State how many lines of the entries below hold the word "JSON"; reply with nothing but the number.

▶ **Dataset records**:
start
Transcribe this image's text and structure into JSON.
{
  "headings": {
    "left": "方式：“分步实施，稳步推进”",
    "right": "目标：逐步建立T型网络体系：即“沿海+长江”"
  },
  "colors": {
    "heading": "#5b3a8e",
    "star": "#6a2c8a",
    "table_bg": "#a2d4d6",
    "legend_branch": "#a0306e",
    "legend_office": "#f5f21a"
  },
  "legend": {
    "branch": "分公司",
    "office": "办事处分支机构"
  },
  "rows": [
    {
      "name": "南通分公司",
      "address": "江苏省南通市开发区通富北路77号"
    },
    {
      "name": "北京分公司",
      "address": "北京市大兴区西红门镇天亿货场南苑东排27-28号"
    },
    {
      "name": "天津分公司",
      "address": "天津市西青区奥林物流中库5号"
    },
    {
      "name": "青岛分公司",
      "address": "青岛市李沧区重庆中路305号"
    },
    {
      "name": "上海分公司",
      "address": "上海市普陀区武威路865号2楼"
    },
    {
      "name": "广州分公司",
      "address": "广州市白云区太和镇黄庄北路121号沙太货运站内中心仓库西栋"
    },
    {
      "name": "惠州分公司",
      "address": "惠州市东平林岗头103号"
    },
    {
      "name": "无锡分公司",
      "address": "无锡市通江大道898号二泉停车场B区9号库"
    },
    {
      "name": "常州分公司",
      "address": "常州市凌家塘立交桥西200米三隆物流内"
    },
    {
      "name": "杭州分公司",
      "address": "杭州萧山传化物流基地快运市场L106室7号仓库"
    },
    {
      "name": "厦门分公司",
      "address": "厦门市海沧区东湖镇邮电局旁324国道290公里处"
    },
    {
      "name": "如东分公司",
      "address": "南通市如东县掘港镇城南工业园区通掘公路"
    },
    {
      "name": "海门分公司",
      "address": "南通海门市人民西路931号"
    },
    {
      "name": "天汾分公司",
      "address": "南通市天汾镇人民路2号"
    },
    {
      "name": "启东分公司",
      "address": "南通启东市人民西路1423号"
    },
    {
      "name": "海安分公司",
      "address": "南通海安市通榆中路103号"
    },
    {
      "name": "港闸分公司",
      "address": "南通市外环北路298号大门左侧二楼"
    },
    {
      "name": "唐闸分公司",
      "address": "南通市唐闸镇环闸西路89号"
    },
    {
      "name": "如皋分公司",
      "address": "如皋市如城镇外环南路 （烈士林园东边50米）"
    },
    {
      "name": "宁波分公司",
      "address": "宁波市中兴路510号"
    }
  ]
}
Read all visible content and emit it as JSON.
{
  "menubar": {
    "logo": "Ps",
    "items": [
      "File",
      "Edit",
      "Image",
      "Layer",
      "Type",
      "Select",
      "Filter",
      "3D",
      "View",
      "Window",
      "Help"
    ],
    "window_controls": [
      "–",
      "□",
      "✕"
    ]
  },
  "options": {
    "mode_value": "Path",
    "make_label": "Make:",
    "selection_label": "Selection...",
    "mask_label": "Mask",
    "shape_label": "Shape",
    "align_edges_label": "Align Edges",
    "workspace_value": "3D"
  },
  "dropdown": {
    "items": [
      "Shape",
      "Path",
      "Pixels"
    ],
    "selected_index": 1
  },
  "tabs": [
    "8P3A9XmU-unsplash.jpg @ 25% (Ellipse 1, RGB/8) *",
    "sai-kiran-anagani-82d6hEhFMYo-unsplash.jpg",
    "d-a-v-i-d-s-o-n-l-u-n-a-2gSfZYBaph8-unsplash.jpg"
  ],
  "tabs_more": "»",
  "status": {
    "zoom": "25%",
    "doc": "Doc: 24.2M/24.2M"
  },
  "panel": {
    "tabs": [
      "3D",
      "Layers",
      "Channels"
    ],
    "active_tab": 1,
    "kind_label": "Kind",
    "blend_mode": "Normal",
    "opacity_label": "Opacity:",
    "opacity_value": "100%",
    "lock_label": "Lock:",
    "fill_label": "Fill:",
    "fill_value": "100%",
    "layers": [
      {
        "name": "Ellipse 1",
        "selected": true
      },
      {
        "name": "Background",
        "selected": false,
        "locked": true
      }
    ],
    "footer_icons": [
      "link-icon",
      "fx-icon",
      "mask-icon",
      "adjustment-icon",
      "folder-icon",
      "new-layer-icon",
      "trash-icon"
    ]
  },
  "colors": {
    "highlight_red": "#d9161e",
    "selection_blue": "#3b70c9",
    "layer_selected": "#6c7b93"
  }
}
end
▶ **Exercise solution**:
2